# What to produce
The required result is each line of the entries below containing the string "panel".

[Saved entries]

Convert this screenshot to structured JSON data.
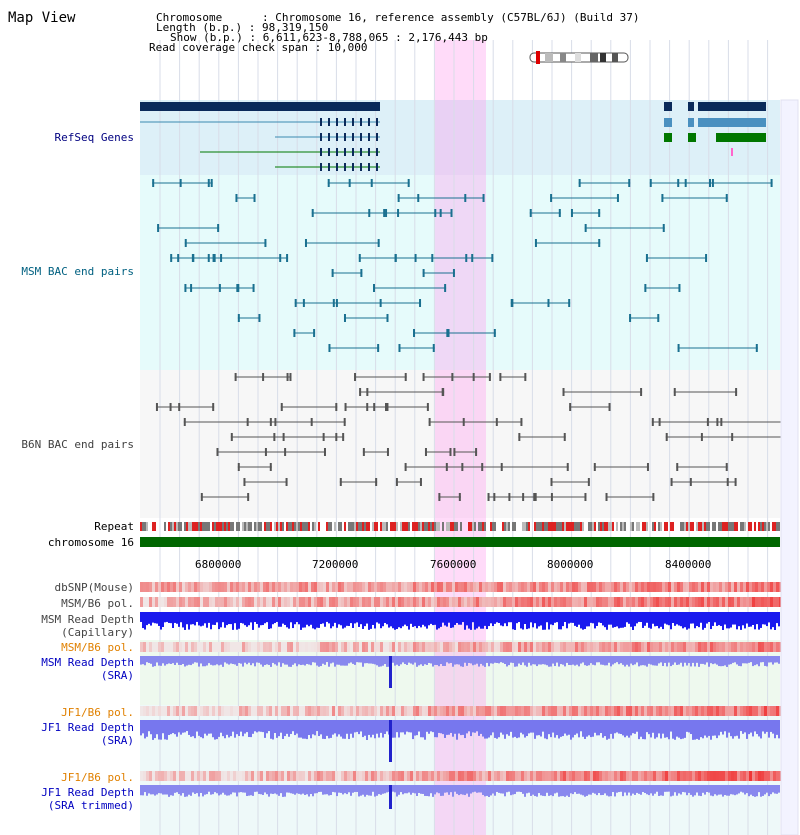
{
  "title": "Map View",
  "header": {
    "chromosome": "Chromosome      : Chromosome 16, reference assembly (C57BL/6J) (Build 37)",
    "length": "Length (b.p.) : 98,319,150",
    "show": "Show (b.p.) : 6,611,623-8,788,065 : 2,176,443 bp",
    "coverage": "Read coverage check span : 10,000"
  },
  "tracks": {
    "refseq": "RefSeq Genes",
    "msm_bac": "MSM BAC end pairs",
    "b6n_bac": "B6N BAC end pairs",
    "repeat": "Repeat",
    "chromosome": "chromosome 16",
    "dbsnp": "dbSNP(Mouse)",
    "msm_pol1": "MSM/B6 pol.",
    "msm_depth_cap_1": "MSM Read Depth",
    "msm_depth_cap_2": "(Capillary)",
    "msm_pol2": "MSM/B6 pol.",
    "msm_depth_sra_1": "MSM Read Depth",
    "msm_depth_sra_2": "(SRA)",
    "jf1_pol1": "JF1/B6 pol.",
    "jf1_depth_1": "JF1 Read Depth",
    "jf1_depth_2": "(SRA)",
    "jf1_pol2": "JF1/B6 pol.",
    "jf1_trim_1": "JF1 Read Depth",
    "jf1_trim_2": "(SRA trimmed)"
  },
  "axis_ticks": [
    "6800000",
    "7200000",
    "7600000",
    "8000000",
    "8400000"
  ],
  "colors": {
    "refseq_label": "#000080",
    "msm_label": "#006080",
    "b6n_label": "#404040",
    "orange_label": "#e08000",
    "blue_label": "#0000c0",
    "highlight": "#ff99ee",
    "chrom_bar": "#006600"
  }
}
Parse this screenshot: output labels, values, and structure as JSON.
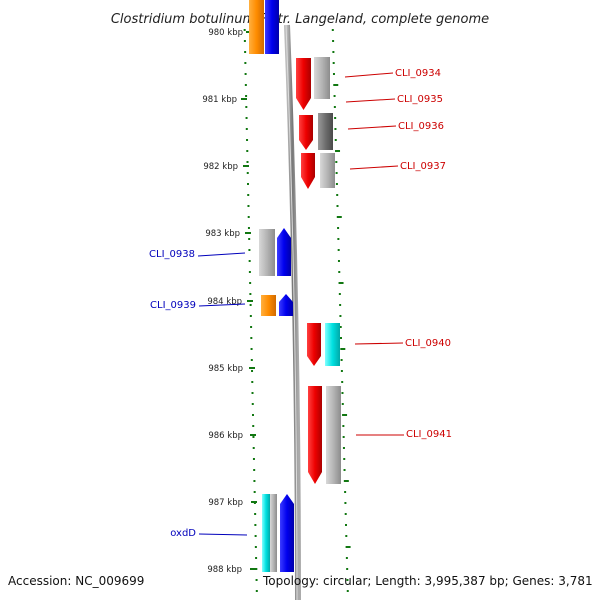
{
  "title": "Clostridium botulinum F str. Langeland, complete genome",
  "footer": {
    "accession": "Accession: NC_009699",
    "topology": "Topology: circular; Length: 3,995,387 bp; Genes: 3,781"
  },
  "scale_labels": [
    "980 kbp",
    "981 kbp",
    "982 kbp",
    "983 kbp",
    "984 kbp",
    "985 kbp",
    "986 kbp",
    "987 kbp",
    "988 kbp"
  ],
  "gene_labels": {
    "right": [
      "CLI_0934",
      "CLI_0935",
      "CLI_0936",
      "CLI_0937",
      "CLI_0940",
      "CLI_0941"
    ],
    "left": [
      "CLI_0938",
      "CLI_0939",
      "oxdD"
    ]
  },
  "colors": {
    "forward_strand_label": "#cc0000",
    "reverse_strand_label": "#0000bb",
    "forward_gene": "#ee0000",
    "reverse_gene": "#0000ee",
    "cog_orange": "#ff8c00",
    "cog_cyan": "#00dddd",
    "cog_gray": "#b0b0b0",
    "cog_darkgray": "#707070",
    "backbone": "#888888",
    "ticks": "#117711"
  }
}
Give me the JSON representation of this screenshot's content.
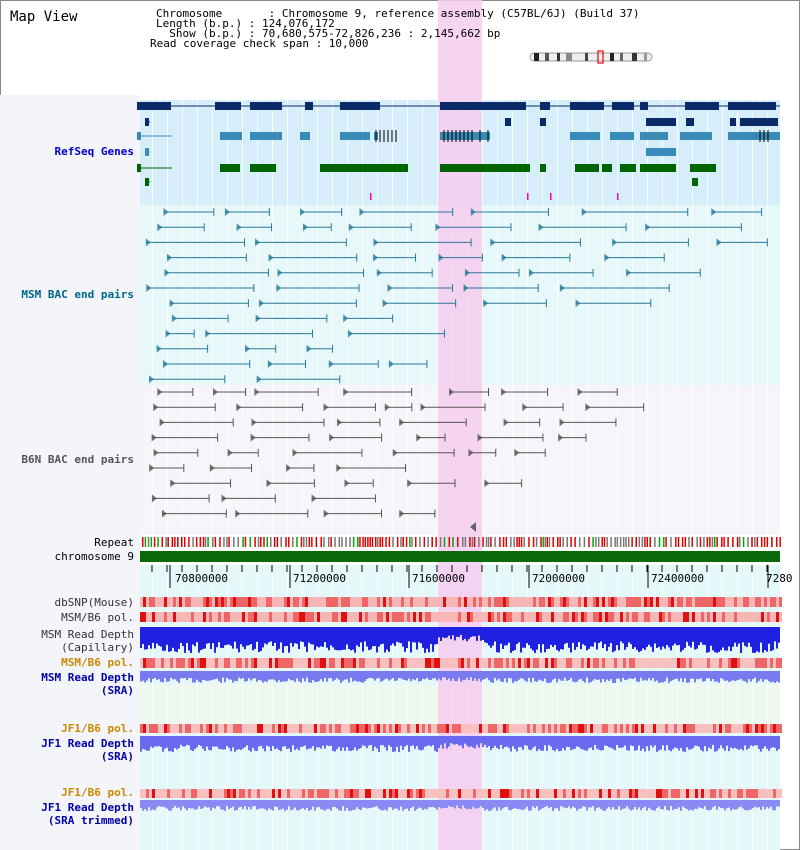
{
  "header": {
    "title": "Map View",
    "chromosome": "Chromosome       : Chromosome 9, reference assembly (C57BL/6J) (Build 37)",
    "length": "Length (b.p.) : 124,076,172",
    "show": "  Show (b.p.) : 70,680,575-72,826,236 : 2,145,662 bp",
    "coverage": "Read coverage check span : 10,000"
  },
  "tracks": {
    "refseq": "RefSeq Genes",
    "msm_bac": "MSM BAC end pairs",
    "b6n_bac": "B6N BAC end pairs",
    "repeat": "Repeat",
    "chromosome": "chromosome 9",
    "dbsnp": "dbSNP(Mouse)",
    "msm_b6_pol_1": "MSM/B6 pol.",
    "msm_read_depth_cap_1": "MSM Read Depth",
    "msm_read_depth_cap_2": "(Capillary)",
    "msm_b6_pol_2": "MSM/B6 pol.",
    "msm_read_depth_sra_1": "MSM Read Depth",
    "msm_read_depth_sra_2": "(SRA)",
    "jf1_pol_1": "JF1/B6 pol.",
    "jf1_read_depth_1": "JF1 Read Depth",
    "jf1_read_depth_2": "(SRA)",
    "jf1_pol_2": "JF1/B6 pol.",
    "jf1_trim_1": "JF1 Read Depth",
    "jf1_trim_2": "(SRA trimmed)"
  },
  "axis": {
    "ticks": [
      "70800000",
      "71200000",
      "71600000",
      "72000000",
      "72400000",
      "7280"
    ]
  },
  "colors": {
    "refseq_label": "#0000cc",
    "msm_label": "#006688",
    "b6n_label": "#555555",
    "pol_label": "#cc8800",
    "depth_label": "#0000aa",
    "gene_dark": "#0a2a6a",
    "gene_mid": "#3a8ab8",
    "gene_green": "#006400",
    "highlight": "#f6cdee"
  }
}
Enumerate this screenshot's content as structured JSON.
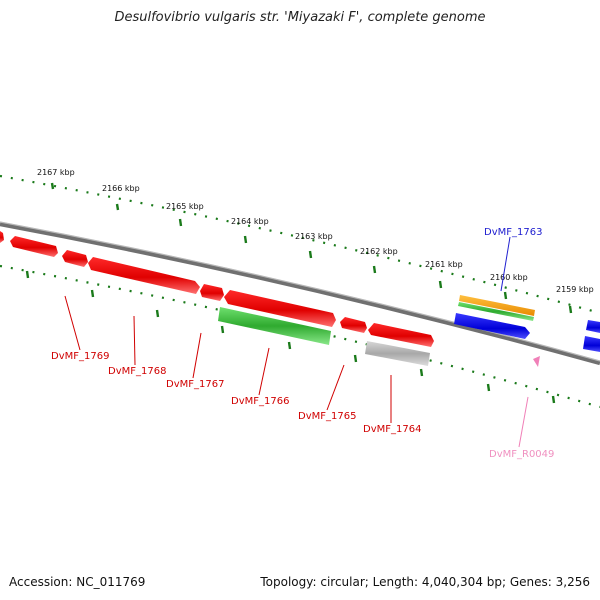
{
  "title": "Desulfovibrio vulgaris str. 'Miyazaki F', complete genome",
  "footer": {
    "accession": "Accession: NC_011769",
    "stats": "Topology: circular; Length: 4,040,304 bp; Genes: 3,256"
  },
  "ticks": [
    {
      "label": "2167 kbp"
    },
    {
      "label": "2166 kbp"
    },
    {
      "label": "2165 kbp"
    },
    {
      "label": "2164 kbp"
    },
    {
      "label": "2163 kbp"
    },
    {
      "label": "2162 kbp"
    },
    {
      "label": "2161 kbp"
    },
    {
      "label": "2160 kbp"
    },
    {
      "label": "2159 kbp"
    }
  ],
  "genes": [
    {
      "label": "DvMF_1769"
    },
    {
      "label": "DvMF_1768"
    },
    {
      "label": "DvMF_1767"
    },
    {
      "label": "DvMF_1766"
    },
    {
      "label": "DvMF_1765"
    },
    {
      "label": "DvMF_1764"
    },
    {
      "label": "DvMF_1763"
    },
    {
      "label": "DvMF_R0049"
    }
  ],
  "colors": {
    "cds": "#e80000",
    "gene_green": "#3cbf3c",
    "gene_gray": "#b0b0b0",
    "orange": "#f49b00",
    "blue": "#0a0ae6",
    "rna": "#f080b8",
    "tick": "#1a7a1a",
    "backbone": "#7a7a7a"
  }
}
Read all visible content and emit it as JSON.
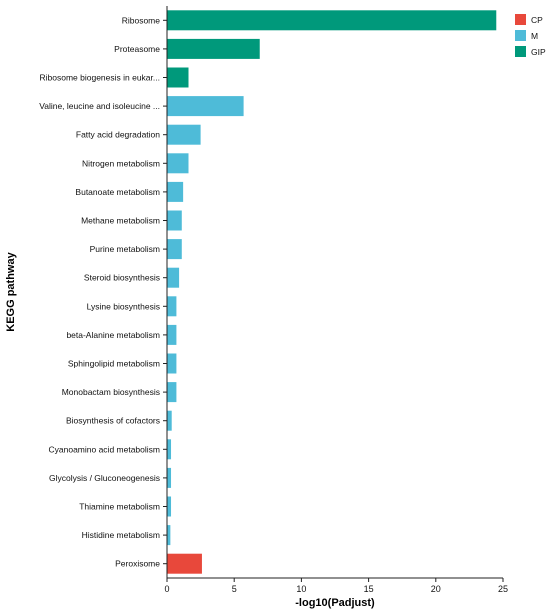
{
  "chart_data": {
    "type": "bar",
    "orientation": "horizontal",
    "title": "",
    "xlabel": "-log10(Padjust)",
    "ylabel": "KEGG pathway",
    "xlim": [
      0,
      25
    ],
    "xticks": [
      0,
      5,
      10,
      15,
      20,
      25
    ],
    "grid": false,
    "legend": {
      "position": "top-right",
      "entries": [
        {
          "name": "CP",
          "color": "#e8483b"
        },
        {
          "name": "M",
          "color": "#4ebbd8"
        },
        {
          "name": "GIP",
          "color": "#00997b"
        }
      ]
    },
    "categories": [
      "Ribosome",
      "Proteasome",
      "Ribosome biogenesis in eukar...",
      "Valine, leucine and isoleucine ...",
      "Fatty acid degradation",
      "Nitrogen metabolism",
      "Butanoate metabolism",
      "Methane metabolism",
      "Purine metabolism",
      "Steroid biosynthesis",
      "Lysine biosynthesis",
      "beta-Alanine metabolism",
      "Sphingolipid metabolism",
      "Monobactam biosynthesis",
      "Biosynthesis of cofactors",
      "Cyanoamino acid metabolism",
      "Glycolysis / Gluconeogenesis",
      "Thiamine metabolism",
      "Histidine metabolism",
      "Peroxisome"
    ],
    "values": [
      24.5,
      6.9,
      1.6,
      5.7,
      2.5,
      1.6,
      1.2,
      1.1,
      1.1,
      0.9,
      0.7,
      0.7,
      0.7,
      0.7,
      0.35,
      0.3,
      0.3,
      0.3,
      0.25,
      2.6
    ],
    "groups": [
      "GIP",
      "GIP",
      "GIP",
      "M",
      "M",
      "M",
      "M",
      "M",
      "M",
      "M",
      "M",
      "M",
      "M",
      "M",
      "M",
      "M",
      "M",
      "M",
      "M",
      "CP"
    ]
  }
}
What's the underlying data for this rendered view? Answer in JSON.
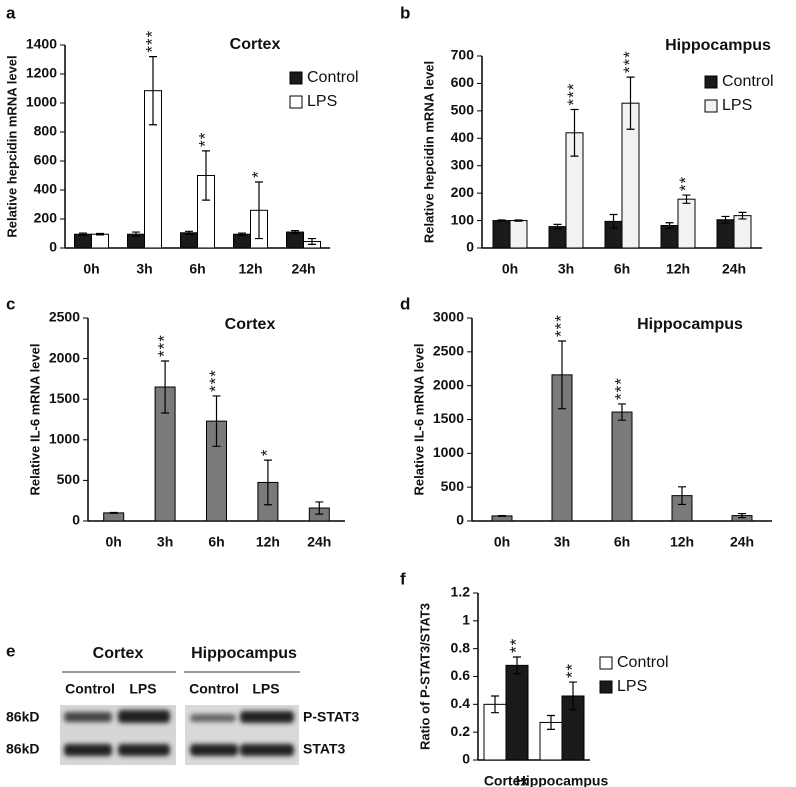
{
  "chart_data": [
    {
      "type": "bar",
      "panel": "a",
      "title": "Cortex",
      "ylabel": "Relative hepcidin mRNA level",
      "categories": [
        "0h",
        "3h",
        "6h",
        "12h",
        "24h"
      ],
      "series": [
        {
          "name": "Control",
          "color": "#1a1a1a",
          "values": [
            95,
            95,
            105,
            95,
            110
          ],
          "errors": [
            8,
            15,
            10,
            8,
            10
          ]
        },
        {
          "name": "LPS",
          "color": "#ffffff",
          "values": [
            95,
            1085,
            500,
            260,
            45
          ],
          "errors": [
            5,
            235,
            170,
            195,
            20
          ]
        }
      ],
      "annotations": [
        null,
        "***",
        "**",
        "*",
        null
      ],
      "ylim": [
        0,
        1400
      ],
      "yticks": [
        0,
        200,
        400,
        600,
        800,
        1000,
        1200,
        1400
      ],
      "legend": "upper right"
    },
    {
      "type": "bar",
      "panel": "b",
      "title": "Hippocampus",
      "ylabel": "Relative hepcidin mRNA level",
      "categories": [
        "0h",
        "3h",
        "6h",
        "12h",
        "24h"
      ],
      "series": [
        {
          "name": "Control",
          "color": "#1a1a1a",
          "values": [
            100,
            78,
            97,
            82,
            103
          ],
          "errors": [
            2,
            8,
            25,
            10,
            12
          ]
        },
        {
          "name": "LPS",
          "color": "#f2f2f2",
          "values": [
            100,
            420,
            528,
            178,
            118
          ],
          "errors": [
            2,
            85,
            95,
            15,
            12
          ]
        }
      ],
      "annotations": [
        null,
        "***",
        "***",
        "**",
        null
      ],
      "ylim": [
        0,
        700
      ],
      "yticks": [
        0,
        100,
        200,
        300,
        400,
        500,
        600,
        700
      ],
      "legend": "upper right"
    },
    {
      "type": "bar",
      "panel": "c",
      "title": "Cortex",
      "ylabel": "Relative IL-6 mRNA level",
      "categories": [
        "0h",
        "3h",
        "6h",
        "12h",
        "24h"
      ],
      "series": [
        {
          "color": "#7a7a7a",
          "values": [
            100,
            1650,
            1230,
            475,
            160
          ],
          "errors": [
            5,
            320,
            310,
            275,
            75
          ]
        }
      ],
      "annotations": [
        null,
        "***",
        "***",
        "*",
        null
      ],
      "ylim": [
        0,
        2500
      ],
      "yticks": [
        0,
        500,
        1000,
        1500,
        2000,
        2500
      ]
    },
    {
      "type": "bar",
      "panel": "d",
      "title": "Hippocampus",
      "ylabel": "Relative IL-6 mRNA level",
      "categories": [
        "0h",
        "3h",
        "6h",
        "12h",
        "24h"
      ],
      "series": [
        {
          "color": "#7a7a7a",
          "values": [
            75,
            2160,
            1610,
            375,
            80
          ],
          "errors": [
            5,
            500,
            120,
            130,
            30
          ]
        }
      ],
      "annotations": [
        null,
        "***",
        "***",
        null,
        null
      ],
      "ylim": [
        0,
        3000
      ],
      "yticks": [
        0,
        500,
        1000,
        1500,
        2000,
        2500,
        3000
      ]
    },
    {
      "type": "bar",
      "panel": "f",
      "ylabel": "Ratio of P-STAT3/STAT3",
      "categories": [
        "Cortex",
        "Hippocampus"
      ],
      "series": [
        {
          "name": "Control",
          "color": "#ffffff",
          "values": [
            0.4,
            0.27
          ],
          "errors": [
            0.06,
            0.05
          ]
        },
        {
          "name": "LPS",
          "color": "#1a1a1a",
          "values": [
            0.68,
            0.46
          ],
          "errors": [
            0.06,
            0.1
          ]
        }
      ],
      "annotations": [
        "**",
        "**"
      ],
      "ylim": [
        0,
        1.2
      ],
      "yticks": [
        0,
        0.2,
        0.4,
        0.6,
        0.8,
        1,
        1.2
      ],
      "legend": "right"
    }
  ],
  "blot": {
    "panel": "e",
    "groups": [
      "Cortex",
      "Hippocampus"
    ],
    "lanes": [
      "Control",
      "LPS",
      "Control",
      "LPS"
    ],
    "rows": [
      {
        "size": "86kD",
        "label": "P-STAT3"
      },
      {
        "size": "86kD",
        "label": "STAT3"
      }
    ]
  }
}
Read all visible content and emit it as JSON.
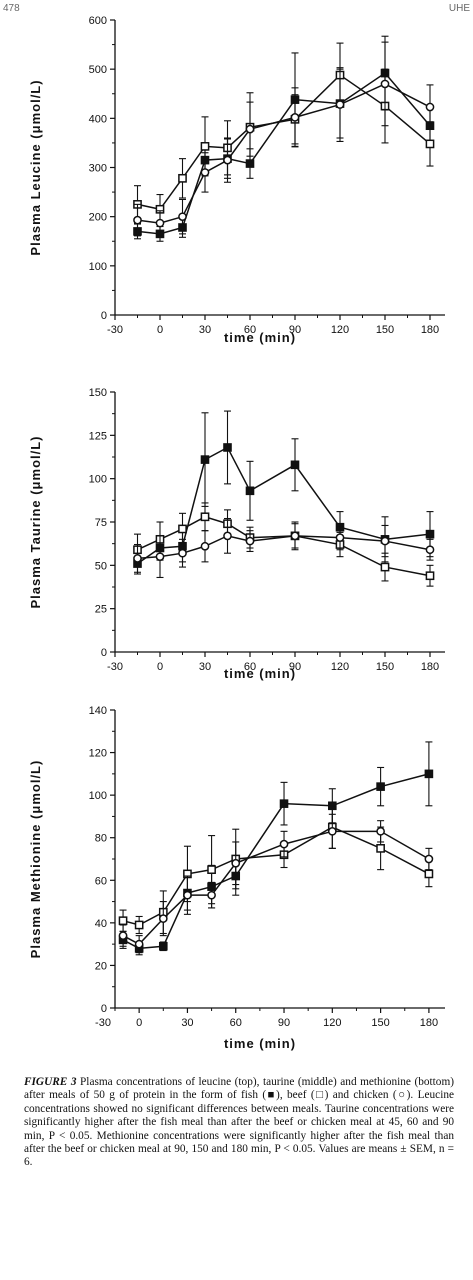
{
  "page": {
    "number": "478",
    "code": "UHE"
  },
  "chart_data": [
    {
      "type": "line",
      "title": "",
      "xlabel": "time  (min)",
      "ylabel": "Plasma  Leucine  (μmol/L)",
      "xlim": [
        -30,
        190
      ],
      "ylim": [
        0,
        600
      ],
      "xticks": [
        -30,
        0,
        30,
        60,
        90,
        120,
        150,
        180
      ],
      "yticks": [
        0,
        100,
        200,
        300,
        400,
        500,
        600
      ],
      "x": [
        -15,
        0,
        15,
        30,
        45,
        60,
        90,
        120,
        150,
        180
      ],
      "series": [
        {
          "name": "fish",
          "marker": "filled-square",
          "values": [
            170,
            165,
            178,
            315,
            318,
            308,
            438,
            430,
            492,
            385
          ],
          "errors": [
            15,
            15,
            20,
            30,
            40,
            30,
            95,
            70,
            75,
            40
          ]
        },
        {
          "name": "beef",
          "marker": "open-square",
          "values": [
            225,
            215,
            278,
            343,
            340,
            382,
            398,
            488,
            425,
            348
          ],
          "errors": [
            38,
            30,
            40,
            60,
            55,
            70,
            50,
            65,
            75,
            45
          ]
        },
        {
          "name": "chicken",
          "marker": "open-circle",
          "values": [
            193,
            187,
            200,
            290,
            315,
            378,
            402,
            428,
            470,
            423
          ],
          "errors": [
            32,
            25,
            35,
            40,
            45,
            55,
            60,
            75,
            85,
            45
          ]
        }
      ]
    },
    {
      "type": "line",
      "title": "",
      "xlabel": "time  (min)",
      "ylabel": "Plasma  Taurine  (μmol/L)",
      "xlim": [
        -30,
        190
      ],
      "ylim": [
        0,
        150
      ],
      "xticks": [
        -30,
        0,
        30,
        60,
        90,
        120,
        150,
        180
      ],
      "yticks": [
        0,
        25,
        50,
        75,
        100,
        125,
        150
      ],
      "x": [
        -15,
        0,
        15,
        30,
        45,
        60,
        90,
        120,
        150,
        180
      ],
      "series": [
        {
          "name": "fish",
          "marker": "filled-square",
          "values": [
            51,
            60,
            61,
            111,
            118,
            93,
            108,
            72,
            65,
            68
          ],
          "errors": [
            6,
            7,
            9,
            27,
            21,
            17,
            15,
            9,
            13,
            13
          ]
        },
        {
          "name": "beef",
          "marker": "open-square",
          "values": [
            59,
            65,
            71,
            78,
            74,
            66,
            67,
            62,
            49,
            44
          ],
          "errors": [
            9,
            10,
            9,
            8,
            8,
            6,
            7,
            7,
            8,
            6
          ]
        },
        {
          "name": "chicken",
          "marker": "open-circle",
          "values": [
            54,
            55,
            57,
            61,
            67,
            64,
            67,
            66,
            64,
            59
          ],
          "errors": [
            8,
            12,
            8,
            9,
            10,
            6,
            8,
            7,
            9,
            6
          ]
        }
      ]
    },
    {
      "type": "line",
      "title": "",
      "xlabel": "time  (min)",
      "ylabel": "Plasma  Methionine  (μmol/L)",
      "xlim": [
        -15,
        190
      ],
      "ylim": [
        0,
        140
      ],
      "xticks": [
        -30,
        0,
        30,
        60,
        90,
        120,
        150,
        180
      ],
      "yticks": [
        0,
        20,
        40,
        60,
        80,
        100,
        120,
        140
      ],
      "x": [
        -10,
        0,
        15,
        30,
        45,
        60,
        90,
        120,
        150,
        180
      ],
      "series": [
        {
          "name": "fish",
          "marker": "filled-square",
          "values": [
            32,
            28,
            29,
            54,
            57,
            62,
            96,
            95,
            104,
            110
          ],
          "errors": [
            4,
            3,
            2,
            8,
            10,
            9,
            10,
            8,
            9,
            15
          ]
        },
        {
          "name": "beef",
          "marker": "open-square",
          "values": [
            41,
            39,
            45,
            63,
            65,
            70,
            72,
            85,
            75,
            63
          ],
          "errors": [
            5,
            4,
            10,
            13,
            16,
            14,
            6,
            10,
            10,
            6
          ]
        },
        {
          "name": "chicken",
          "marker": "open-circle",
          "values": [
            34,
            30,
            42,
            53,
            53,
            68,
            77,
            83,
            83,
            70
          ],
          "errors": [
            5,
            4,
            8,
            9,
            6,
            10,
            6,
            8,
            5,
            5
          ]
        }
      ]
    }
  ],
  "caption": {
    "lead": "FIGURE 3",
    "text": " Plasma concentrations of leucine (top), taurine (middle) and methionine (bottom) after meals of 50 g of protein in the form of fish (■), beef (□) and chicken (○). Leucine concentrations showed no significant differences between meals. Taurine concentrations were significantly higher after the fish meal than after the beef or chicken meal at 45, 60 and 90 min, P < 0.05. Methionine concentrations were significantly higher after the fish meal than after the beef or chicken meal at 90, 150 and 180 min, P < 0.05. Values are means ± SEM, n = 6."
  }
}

# Answer to this problem
      "panel": "a",
      "panel": "b",
      "panel": "c",
      "panel": "d",
      "panel": "f",
    "panel": "e",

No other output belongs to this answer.